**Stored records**
[Begin]
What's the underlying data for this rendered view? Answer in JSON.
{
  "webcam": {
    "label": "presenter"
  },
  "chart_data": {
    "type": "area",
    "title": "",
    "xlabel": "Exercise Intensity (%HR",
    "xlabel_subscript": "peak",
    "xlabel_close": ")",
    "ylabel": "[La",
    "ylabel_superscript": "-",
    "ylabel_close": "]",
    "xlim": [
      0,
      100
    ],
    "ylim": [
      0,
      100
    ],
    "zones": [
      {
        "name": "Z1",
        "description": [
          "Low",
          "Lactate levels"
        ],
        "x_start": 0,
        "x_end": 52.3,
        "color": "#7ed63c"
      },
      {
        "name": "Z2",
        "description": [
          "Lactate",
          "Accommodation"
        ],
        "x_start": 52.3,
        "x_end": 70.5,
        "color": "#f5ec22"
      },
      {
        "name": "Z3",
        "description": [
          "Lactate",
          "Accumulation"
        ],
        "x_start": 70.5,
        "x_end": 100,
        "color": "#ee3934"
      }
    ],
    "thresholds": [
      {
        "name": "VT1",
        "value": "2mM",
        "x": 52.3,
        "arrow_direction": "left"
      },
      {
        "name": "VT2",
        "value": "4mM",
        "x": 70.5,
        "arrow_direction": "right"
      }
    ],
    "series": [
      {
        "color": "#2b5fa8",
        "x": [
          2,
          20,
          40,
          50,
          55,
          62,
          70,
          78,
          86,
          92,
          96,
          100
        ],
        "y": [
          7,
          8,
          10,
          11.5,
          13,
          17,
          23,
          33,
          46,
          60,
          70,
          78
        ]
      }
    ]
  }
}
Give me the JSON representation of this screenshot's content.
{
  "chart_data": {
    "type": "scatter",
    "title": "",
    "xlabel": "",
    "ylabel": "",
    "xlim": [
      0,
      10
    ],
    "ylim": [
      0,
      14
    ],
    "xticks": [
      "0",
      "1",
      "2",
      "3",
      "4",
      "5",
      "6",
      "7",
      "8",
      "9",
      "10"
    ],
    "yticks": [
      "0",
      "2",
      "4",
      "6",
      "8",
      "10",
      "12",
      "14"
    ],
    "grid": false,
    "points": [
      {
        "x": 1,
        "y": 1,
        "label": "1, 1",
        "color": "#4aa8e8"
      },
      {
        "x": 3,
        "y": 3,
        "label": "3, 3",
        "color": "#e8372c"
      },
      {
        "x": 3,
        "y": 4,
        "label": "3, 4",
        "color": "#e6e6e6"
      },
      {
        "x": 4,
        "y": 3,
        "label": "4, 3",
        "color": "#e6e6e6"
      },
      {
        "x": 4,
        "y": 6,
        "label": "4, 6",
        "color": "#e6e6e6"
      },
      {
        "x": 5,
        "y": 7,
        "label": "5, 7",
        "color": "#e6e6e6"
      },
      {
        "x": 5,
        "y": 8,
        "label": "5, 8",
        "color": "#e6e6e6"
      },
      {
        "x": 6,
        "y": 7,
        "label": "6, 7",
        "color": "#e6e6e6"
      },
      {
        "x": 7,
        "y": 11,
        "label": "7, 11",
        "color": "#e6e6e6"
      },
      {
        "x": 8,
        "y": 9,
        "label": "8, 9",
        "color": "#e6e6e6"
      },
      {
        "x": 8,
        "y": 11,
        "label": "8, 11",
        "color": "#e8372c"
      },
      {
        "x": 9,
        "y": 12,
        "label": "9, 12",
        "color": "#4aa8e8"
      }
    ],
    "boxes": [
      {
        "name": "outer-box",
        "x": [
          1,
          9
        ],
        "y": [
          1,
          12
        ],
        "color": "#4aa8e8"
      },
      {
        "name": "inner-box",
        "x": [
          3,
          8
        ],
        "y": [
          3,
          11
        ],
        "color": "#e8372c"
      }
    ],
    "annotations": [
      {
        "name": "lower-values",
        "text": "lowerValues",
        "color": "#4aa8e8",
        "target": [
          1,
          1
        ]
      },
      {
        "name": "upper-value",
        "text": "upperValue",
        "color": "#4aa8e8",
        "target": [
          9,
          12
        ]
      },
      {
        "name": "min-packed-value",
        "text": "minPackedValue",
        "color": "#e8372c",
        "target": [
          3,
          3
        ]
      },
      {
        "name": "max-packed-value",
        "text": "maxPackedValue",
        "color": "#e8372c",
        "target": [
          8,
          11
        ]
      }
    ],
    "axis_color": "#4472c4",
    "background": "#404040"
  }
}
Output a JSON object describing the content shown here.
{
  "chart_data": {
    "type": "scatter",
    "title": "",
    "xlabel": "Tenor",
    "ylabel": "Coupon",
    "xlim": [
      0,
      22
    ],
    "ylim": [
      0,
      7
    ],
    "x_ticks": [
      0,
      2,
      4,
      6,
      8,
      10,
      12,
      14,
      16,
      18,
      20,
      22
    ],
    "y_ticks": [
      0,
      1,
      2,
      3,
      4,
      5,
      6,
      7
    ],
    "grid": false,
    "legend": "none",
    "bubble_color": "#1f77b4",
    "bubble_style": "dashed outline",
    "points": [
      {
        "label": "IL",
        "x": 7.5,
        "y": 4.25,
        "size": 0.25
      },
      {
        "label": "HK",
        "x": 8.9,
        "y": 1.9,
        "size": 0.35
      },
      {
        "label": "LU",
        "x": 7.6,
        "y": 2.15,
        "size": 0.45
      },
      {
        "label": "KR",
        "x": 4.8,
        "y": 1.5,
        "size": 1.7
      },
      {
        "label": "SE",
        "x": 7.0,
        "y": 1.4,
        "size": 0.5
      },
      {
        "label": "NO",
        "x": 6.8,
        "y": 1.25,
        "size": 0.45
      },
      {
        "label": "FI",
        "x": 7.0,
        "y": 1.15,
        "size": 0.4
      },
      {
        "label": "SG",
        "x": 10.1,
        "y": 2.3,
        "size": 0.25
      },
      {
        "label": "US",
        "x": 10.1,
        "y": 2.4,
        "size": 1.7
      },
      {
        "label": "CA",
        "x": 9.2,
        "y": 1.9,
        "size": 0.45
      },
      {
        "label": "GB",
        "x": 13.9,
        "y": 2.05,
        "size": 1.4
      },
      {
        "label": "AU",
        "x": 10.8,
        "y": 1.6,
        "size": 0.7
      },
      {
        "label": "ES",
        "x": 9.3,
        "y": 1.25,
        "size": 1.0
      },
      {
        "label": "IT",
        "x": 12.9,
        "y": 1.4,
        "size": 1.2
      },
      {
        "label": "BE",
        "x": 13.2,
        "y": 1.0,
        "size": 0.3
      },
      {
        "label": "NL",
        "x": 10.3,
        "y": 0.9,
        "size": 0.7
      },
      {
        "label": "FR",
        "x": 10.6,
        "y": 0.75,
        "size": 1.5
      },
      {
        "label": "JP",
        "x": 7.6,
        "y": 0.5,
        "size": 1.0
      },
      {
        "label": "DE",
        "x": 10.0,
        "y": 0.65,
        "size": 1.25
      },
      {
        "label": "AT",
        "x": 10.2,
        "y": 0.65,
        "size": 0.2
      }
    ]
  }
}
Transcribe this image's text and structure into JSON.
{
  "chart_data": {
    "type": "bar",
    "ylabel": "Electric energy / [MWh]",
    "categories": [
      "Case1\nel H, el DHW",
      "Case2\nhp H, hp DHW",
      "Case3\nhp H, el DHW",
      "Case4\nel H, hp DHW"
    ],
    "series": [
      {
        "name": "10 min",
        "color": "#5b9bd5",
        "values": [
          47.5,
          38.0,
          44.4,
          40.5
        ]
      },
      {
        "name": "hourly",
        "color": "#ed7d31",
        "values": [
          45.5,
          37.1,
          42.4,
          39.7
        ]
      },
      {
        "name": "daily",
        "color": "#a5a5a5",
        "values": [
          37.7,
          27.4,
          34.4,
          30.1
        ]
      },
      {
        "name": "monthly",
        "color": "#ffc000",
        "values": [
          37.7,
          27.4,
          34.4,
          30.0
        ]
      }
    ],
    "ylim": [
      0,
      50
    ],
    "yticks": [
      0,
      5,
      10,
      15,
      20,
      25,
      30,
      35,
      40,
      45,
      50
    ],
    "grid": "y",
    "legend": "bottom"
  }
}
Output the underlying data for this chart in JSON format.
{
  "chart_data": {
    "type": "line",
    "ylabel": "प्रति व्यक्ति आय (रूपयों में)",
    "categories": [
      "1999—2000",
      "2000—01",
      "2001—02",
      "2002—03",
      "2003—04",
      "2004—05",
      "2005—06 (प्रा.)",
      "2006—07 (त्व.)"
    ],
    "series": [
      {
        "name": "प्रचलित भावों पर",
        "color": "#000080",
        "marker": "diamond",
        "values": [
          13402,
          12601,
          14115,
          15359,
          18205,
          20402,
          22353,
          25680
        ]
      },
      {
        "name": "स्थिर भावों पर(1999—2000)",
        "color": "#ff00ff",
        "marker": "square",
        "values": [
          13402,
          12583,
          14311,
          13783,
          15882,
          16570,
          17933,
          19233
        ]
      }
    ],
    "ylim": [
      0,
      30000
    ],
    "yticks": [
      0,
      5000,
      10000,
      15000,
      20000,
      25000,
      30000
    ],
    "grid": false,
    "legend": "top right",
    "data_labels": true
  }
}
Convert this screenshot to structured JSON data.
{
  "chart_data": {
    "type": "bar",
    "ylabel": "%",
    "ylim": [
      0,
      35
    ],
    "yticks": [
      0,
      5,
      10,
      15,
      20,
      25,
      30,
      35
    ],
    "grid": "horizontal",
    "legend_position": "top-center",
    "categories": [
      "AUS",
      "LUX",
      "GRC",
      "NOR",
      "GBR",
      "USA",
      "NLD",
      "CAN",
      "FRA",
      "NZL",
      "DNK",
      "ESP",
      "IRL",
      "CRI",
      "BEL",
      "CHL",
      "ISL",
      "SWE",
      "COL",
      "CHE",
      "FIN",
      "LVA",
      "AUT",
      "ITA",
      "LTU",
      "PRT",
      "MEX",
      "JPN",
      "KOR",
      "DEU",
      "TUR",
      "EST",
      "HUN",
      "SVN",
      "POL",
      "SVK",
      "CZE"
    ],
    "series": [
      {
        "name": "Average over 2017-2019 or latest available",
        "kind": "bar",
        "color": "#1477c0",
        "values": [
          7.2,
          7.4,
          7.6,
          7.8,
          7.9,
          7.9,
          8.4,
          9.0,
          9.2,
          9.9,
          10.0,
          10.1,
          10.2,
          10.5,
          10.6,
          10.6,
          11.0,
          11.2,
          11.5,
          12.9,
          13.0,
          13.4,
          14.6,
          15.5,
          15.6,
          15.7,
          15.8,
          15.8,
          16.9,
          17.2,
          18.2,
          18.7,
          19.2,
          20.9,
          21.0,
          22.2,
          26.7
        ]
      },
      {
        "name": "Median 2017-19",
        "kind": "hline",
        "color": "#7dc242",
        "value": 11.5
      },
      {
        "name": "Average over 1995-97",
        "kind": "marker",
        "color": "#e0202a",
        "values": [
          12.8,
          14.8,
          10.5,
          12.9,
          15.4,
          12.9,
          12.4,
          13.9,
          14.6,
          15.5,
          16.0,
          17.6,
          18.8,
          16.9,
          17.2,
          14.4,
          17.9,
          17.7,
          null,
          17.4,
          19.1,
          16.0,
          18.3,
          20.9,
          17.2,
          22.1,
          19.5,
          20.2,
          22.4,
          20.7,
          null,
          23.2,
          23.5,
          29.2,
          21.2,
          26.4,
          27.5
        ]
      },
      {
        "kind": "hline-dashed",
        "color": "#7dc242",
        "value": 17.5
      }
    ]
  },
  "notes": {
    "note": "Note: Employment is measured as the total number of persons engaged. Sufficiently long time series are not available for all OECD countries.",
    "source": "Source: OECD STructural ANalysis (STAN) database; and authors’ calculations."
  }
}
[End]
**Problem requirements**
Determine how many lines include the word "marker" and report that number by itself.

**Result of the exercise**
3